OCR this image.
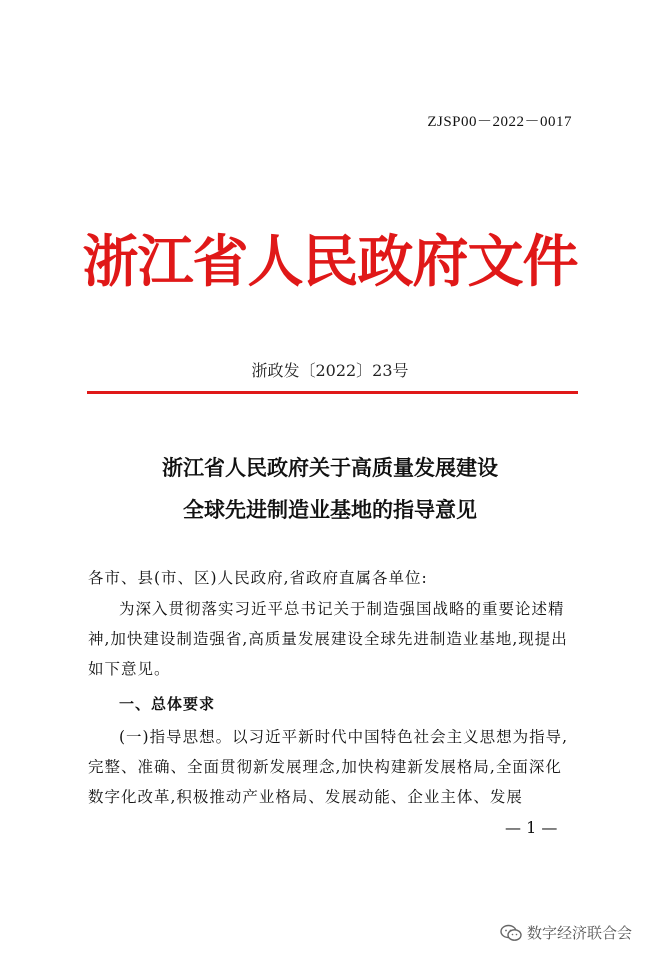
ZJSP00－2022－0017
浙江省人民政府文件
浙政发〔2022〕23号
浙江省人民政府关于高质量发展建设
全球先进制造业基地的指导意见
各市、县(市、区)人民政府,省政府直属各单位:
为深入贯彻落实习近平总书记关于制造强国战略的重要论述精神,加快建设制造强省,高质量发展建设全球先进制造业基地,现提出如下意见。
一、总体要求
(一)指导思想。以习近平新时代中国特色社会主义思想为指导,完整、准确、全面贯彻新发展理念,加快构建新发展格局,全面深化数字化改革,积极推动产业格局、发展动能、企业主体、发展
— 1 —
数字经济联合会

# # # #

### WORK TO COMPLETE
Return the listing above word for word, with the pictures removed.

### COMPLETE ANSWER
OCR this image.
ZJSP00－2022－0017
浙江省人民政府文件
浙政发〔2022〕23号
浙江省人民政府关于高质量发展建设
全球先进制造业基地的指导意见
各市、县(市、区)人民政府,省政府直属各单位:
为深入贯彻落实习近平总书记关于制造强国战略的重要论述精神,加快建设制造强省,高质量发展建设全球先进制造业基地,现提出如下意见。
一、总体要求
(一)指导思想。以习近平新时代中国特色社会主义思想为指导,完整、准确、全面贯彻新发展理念,加快构建新发展格局,全面深化数字化改革,积极推动产业格局、发展动能、企业主体、发展
— 1 —
数字经济联合会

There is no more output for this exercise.